↓↓↓

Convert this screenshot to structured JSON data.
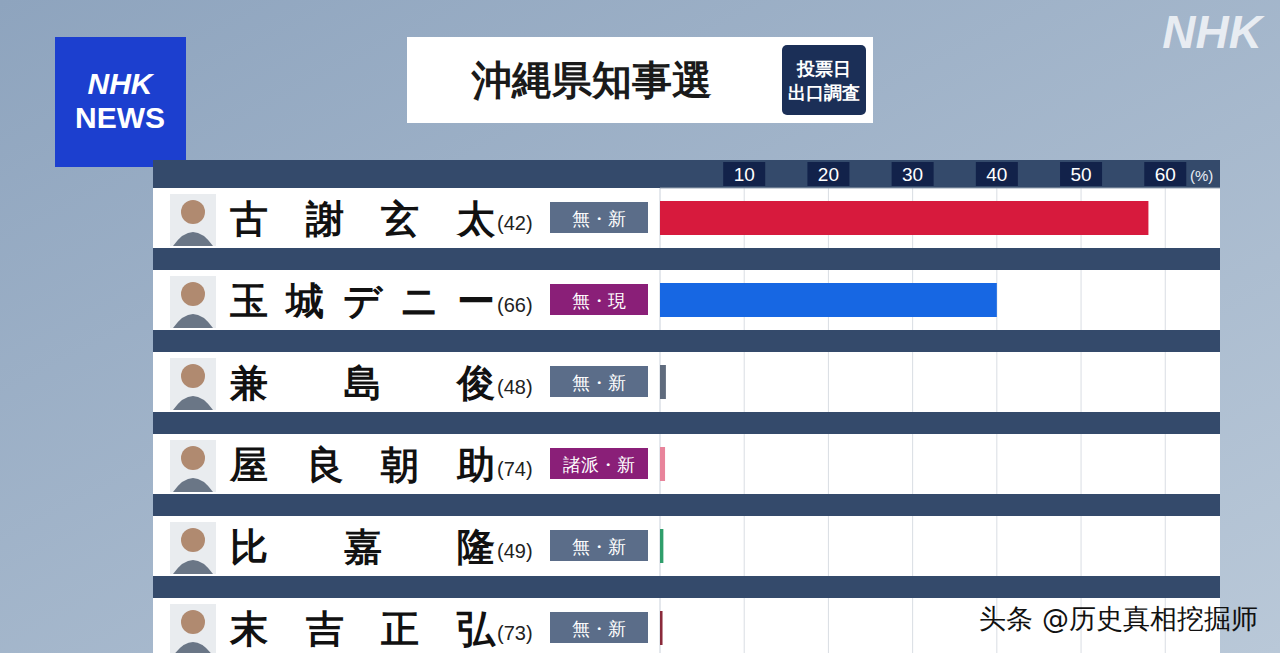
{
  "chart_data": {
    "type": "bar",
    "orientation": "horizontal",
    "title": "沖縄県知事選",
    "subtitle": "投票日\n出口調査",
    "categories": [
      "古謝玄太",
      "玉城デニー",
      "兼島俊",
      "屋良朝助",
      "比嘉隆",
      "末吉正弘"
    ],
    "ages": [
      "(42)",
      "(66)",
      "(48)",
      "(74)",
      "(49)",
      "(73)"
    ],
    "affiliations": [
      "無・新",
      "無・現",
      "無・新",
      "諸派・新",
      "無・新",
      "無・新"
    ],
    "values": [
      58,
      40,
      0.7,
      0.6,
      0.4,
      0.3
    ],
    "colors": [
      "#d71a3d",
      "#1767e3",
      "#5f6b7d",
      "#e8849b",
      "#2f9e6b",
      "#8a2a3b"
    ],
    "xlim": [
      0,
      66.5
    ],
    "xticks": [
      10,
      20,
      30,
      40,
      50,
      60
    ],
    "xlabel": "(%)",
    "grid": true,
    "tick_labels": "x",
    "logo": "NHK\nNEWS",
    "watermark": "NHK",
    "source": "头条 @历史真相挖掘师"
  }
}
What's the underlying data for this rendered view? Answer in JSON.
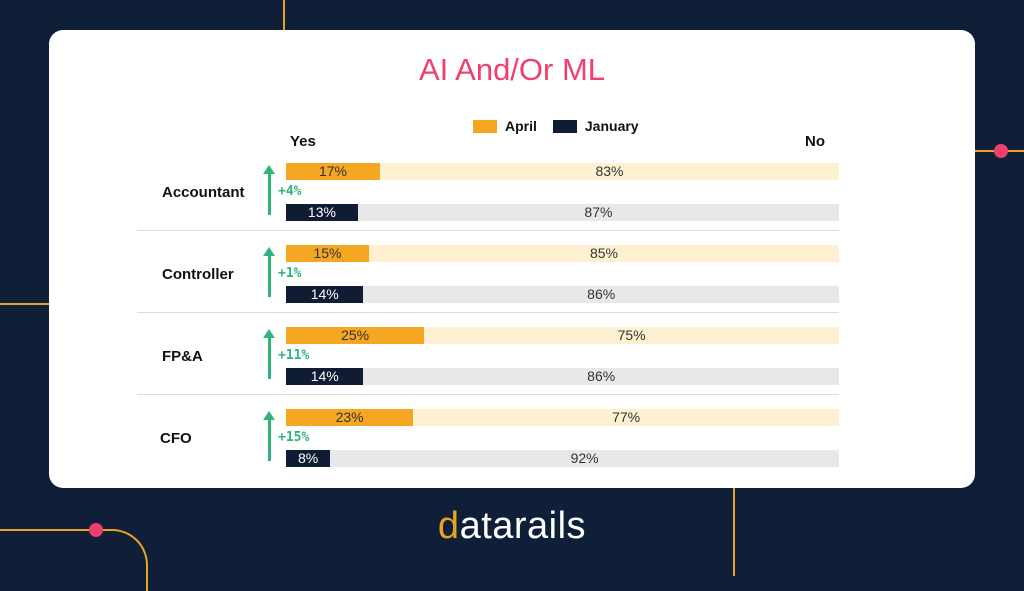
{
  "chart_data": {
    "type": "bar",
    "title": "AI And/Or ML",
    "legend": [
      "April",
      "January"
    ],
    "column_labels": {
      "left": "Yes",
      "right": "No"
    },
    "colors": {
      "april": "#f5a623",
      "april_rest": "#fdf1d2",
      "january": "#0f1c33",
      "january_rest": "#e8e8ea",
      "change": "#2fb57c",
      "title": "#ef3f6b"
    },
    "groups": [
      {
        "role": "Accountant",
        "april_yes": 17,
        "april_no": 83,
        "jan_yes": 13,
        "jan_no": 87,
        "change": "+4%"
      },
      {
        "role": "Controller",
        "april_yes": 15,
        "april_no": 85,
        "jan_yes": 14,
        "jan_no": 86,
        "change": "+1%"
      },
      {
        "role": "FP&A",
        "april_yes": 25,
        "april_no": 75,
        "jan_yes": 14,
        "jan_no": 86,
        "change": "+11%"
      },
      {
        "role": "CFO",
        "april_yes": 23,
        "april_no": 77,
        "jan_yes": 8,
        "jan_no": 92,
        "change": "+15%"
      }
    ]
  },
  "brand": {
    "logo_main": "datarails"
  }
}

↑↑↑

• _CHALLENGE_
Return every line in the listing that contains the word "this".

• _WORKED SOLUTION_
Convert this screenshot to structured JSON data.
What's the underlying data for this rendered view? Answer in JSON.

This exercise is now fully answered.